** Begin RECORDED INFORMATION **

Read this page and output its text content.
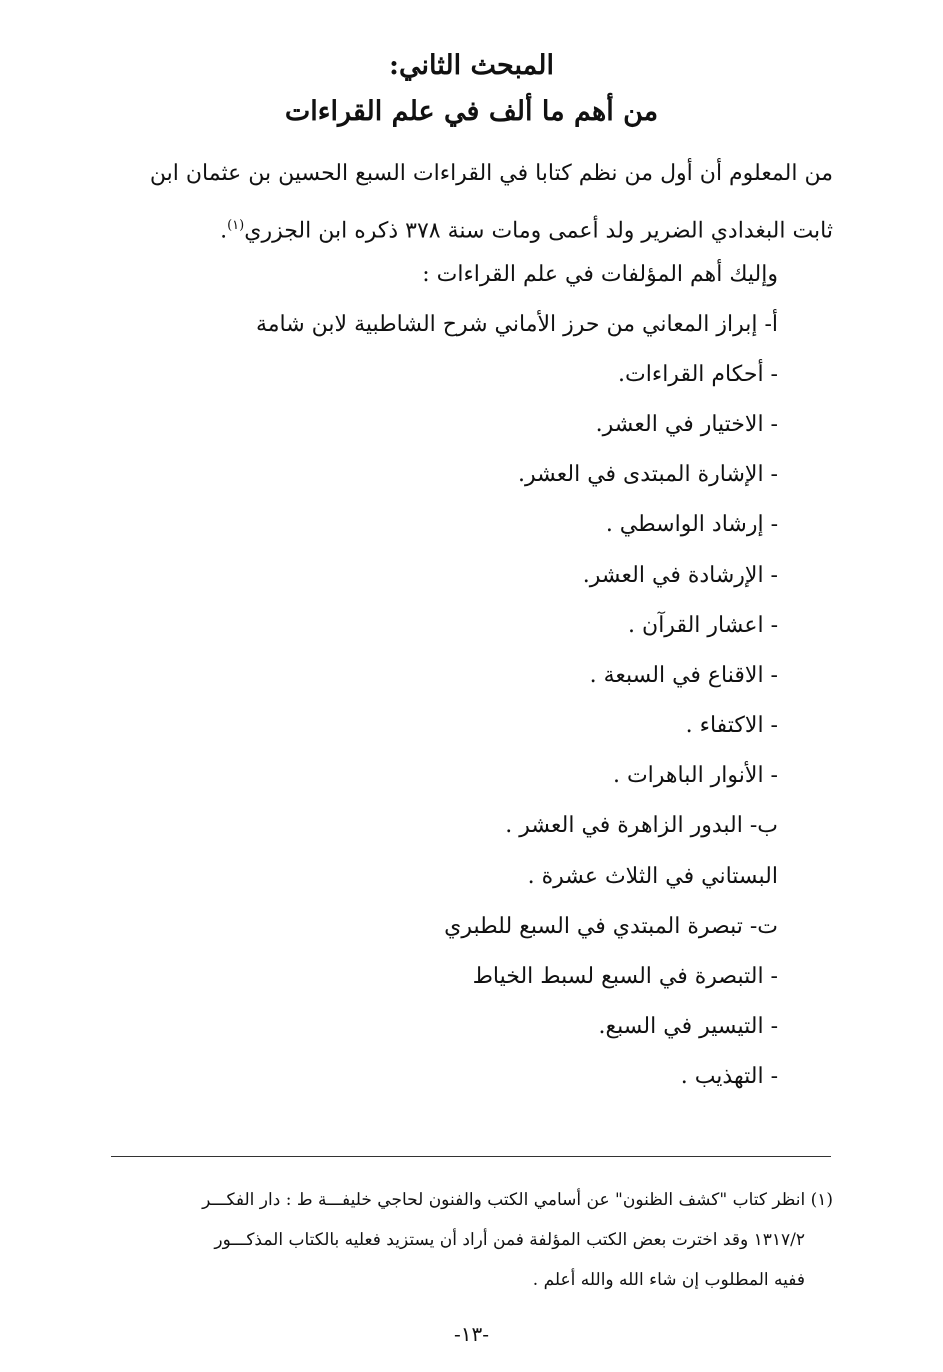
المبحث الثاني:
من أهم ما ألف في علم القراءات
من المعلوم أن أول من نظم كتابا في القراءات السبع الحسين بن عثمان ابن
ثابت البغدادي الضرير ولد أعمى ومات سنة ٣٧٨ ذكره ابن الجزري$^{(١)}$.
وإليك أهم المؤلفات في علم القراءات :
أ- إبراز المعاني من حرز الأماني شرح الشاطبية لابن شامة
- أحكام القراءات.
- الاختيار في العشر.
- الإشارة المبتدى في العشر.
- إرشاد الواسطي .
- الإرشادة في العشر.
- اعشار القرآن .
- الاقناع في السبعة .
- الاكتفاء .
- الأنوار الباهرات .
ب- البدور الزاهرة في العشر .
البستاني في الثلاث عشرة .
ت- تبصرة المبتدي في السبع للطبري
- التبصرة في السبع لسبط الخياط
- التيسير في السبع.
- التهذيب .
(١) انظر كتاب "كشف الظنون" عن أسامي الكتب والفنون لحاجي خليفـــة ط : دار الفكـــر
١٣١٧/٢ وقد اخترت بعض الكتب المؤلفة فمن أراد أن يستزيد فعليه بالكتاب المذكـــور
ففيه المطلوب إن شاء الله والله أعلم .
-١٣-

** End RECORDED INFORMATION **

STATED PROBLEM: Set down the complete material exactly, but do not include the images.

WORKED SOLUTION:
Read this page and output its text content.
المبحث الثاني:
من أهم ما ألف في علم القراءات
من المعلوم أن أول من نظم كتابا في القراءات السبع الحسين بن عثمان ابن
ثابت البغدادي الضرير ولد أعمى ومات سنة ٣٧٨ ذكره ابن الجزري$^{(١)}$.
وإليك أهم المؤلفات في علم القراءات :
أ- إبراز المعاني من حرز الأماني شرح الشاطبية لابن شامة
- أحكام القراءات.
- الاختيار في العشر.
- الإشارة المبتدى في العشر.
- إرشاد الواسطي .
- الإرشادة في العشر.
- اعشار القرآن .
- الاقناع في السبعة .
- الاكتفاء .
- الأنوار الباهرات .
ب- البدور الزاهرة في العشر .
البستاني في الثلاث عشرة .
ت- تبصرة المبتدي في السبع للطبري
- التبصرة في السبع لسبط الخياط
- التيسير في السبع.
- التهذيب .
(١) انظر كتاب "كشف الظنون" عن أسامي الكتب والفنون لحاجي خليفـــة ط : دار الفكـــر
١٣١٧/٢ وقد اخترت بعض الكتب المؤلفة فمن أراد أن يستزيد فعليه بالكتاب المذكـــور
ففيه المطلوب إن شاء الله والله أعلم .
-١٣-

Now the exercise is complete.